REQUIRED WORK :: Each record that follows should be repeated exactly, minus any images.

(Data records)
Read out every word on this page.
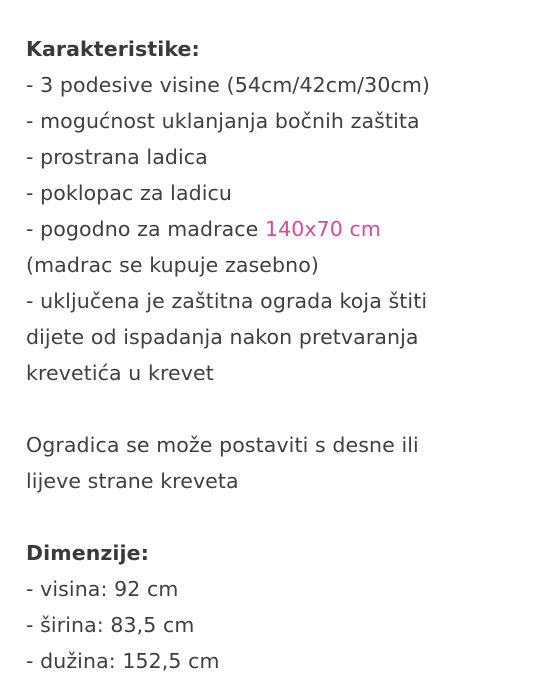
Karakteristike:
- 3 podesive visine (54cm/42cm/30cm)
- mogućnost uklanjanja bočnih zaštita
- prostrana ladica
- poklopac za ladicu
- pogodno za madrace 140x70 cm
(madrac se kupuje zasebno)
- uključena je zaštitna ograda koja štiti
dijete od ispadanja nakon pretvaranja
krevetića u krevet
Ogradica se može postaviti s desne ili
lijeve strane kreveta
Dimenzije:
- visina: 92 cm
- širina: 83,5 cm
- dužina: 152,5 cm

COMPLETE ANSWER ::
Read out every word on this page.
Karakteristike:
- 3 podesive visine (54cm/42cm/30cm)
- mogućnost uklanjanja bočnih zaštita
- prostrana ladica
- poklopac za ladicu
- pogodno za madrace 140x70 cm
(madrac se kupuje zasebno)
- uključena je zaštitna ograda koja štiti
dijete od ispadanja nakon pretvaranja
krevetića u krevet
Ogradica se može postaviti s desne ili
lijeve strane kreveta
Dimenzije:
- visina: 92 cm
- širina: 83,5 cm
- dužina: 152,5 cm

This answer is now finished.